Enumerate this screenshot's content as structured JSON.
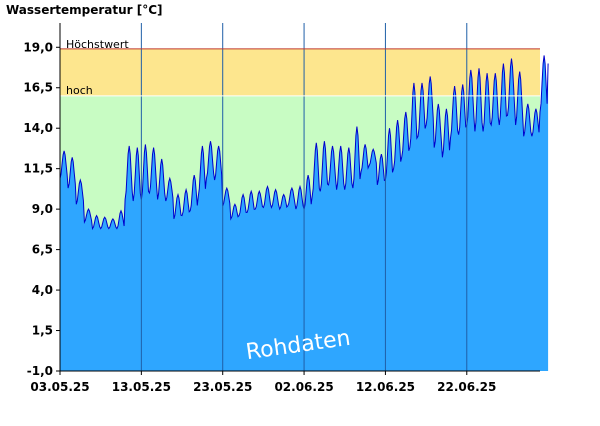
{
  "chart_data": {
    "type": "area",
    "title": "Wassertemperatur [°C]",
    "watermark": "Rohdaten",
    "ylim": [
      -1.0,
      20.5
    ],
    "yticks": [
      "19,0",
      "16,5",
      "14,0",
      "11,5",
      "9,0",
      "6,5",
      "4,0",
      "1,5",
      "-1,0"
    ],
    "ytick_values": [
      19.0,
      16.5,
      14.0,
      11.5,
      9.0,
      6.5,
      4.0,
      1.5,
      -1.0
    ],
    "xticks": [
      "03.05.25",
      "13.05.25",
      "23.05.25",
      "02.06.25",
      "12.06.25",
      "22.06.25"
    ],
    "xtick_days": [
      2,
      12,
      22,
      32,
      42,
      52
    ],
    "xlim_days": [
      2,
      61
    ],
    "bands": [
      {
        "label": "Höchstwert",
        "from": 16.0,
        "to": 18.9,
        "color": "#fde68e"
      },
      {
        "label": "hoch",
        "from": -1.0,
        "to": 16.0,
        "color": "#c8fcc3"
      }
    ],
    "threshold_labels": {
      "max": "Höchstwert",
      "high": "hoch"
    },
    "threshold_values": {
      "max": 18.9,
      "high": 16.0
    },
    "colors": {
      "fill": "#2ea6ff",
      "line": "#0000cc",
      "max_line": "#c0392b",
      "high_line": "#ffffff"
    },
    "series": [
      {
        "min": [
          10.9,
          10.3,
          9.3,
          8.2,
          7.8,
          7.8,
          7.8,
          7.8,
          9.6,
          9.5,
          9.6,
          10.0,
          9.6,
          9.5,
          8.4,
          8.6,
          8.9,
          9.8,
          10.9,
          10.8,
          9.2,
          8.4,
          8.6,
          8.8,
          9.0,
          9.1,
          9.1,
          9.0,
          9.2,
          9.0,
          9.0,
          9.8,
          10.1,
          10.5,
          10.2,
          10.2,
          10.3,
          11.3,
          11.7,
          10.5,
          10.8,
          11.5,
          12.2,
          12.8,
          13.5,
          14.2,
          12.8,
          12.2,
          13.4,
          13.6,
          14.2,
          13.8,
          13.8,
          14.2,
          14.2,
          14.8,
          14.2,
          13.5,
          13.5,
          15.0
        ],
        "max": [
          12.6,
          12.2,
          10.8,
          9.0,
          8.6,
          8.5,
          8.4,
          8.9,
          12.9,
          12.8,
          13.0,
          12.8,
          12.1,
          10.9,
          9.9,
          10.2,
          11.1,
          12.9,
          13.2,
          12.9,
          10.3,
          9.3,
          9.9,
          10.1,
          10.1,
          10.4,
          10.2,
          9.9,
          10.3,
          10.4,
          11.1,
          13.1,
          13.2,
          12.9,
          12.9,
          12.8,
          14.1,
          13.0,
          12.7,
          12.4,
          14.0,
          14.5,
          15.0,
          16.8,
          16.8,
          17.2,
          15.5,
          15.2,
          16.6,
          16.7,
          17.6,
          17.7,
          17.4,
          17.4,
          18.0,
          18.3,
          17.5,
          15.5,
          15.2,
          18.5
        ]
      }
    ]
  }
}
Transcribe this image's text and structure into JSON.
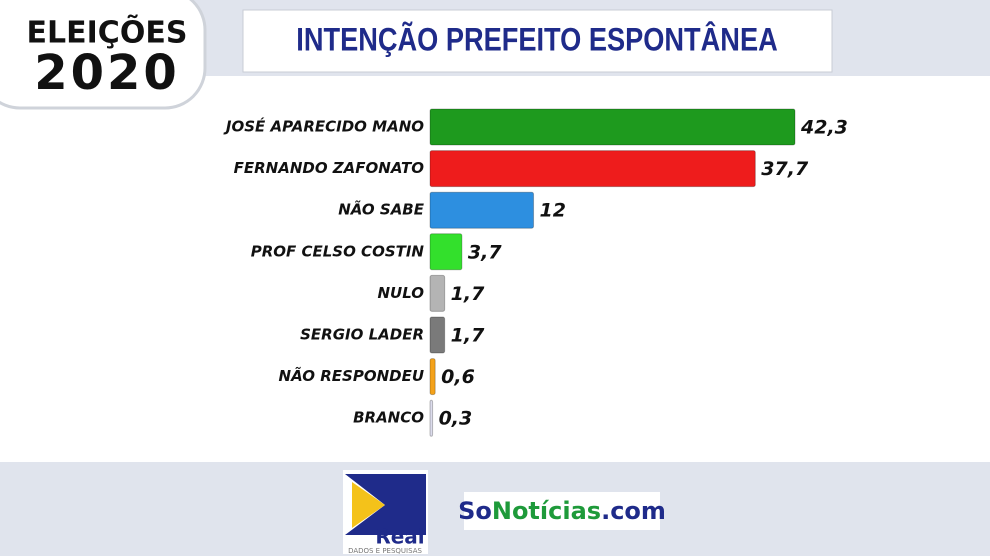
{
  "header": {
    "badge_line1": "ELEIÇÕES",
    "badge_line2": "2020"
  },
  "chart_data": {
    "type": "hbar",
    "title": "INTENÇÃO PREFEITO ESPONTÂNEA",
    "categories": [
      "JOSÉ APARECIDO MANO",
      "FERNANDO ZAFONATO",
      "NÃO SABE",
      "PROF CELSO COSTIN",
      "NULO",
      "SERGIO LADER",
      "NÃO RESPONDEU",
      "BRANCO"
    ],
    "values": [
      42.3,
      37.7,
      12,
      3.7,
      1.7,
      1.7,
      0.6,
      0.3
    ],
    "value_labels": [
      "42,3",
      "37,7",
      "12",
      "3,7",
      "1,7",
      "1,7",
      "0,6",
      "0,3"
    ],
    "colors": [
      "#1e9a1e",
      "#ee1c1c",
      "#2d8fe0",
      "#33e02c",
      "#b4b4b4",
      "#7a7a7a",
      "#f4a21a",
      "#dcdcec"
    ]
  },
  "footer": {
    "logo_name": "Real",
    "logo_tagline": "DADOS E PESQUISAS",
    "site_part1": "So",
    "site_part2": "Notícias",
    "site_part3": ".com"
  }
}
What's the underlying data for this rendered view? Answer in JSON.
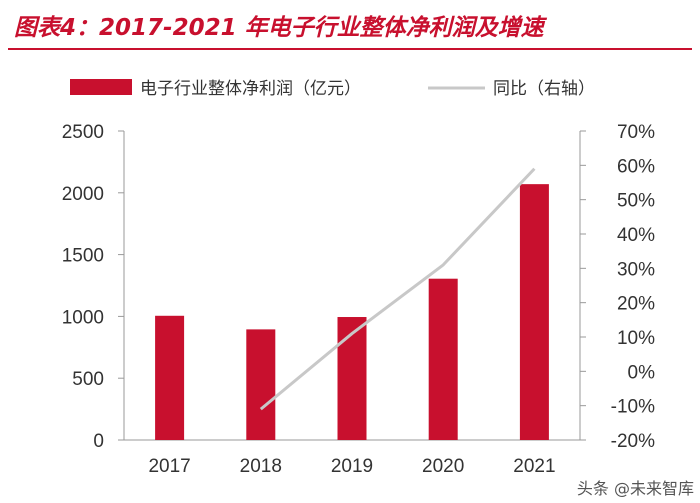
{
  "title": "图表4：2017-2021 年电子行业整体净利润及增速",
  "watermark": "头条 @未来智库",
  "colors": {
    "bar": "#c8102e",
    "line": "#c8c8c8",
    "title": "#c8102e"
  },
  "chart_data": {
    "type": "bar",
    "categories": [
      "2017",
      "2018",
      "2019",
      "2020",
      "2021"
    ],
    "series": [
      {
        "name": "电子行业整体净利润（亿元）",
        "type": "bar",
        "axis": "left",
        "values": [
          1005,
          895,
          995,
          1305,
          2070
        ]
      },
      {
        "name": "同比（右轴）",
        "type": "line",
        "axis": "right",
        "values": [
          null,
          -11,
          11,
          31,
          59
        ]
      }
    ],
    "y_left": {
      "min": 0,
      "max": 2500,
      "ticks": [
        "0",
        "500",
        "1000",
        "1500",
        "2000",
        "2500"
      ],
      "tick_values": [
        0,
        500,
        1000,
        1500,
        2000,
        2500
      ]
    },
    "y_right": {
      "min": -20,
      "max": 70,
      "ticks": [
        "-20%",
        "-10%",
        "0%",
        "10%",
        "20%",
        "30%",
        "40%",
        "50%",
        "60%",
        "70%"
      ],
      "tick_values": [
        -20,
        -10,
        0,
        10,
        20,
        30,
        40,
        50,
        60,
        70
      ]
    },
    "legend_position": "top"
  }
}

------------------------------------------------------------

> [What this task involves]: Extract the text of all the records above verbatim, excluding pictures.

> [Response for this exercise]:
Enumerate this screenshot's content as structured JSON.
{
  "chart_data": {
    "type": "area",
    "title": "Wassertemperatur [°C]",
    "watermark": "Rohdaten",
    "ylim": [
      -1.0,
      20.5
    ],
    "yticks": [
      "19,0",
      "16,5",
      "14,0",
      "11,5",
      "9,0",
      "6,5",
      "4,0",
      "1,5",
      "-1,0"
    ],
    "ytick_values": [
      19.0,
      16.5,
      14.0,
      11.5,
      9.0,
      6.5,
      4.0,
      1.5,
      -1.0
    ],
    "xticks": [
      "03.05.25",
      "13.05.25",
      "23.05.25",
      "02.06.25",
      "12.06.25",
      "22.06.25"
    ],
    "xtick_days": [
      2,
      12,
      22,
      32,
      42,
      52
    ],
    "xlim_days": [
      2,
      61
    ],
    "bands": [
      {
        "label": "Höchstwert",
        "from": 16.0,
        "to": 18.9,
        "color": "#fde68e"
      },
      {
        "label": "hoch",
        "from": -1.0,
        "to": 16.0,
        "color": "#c8fcc3"
      }
    ],
    "threshold_labels": {
      "max": "Höchstwert",
      "high": "hoch"
    },
    "threshold_values": {
      "max": 18.9,
      "high": 16.0
    },
    "colors": {
      "fill": "#2ea6ff",
      "line": "#0000cc",
      "max_line": "#c0392b",
      "high_line": "#ffffff"
    },
    "series": [
      {
        "min": [
          10.9,
          10.3,
          9.3,
          8.2,
          7.8,
          7.8,
          7.8,
          7.8,
          9.6,
          9.5,
          9.6,
          10.0,
          9.6,
          9.5,
          8.4,
          8.6,
          8.9,
          9.8,
          10.9,
          10.8,
          9.2,
          8.4,
          8.6,
          8.8,
          9.0,
          9.1,
          9.1,
          9.0,
          9.2,
          9.0,
          9.0,
          9.8,
          10.1,
          10.5,
          10.2,
          10.2,
          10.3,
          11.3,
          11.7,
          10.5,
          10.8,
          11.5,
          12.2,
          12.8,
          13.5,
          14.2,
          12.8,
          12.2,
          13.4,
          13.6,
          14.2,
          13.8,
          13.8,
          14.2,
          14.2,
          14.8,
          14.2,
          13.5,
          13.5,
          15.0
        ],
        "max": [
          12.6,
          12.2,
          10.8,
          9.0,
          8.6,
          8.5,
          8.4,
          8.9,
          12.9,
          12.8,
          13.0,
          12.8,
          12.1,
          10.9,
          9.9,
          10.2,
          11.1,
          12.9,
          13.2,
          12.9,
          10.3,
          9.3,
          9.9,
          10.1,
          10.1,
          10.4,
          10.2,
          9.9,
          10.3,
          10.4,
          11.1,
          13.1,
          13.2,
          12.9,
          12.9,
          12.8,
          14.1,
          13.0,
          12.7,
          12.4,
          14.0,
          14.5,
          15.0,
          16.8,
          16.8,
          17.2,
          15.5,
          15.2,
          16.6,
          16.7,
          17.6,
          17.7,
          17.4,
          17.4,
          18.0,
          18.3,
          17.5,
          15.5,
          15.2,
          18.5
        ]
      }
    ]
  }
}
Transcribe this image's text and structure into JSON.
{
  "header": {
    "badge_line1": "ELEIÇÕES",
    "badge_line2": "2020"
  },
  "chart_data": {
    "type": "hbar",
    "title": "INTENÇÃO PREFEITO ESPONTÂNEA",
    "categories": [
      "JOSÉ APARECIDO MANO",
      "FERNANDO ZAFONATO",
      "NÃO SABE",
      "PROF CELSO COSTIN",
      "NULO",
      "SERGIO LADER",
      "NÃO RESPONDEU",
      "BRANCO"
    ],
    "values": [
      42.3,
      37.7,
      12,
      3.7,
      1.7,
      1.7,
      0.6,
      0.3
    ],
    "value_labels": [
      "42,3",
      "37,7",
      "12",
      "3,7",
      "1,7",
      "1,7",
      "0,6",
      "0,3"
    ],
    "colors": [
      "#1e9a1e",
      "#ee1c1c",
      "#2d8fe0",
      "#33e02c",
      "#b4b4b4",
      "#7a7a7a",
      "#f4a21a",
      "#dcdcec"
    ]
  },
  "footer": {
    "logo_name": "Real",
    "logo_tagline": "DADOS E PESQUISAS",
    "site_part1": "So",
    "site_part2": "Notícias",
    "site_part3": ".com"
  }
}
What's the underlying data for this rendered view? Answer in JSON.
{
  "title": "图表4：2017-2021 年电子行业整体净利润及增速",
  "watermark": "头条 @未来智库",
  "colors": {
    "bar": "#c8102e",
    "line": "#c8c8c8",
    "title": "#c8102e"
  },
  "chart_data": {
    "type": "bar",
    "categories": [
      "2017",
      "2018",
      "2019",
      "2020",
      "2021"
    ],
    "series": [
      {
        "name": "电子行业整体净利润（亿元）",
        "type": "bar",
        "axis": "left",
        "values": [
          1005,
          895,
          995,
          1305,
          2070
        ]
      },
      {
        "name": "同比（右轴）",
        "type": "line",
        "axis": "right",
        "values": [
          null,
          -11,
          11,
          31,
          59
        ]
      }
    ],
    "y_left": {
      "min": 0,
      "max": 2500,
      "ticks": [
        "0",
        "500",
        "1000",
        "1500",
        "2000",
        "2500"
      ],
      "tick_values": [
        0,
        500,
        1000,
        1500,
        2000,
        2500
      ]
    },
    "y_right": {
      "min": -20,
      "max": 70,
      "ticks": [
        "-20%",
        "-10%",
        "0%",
        "10%",
        "20%",
        "30%",
        "40%",
        "50%",
        "60%",
        "70%"
      ],
      "tick_values": [
        -20,
        -10,
        0,
        10,
        20,
        30,
        40,
        50,
        60,
        70
      ]
    },
    "legend_position": "top"
  }
}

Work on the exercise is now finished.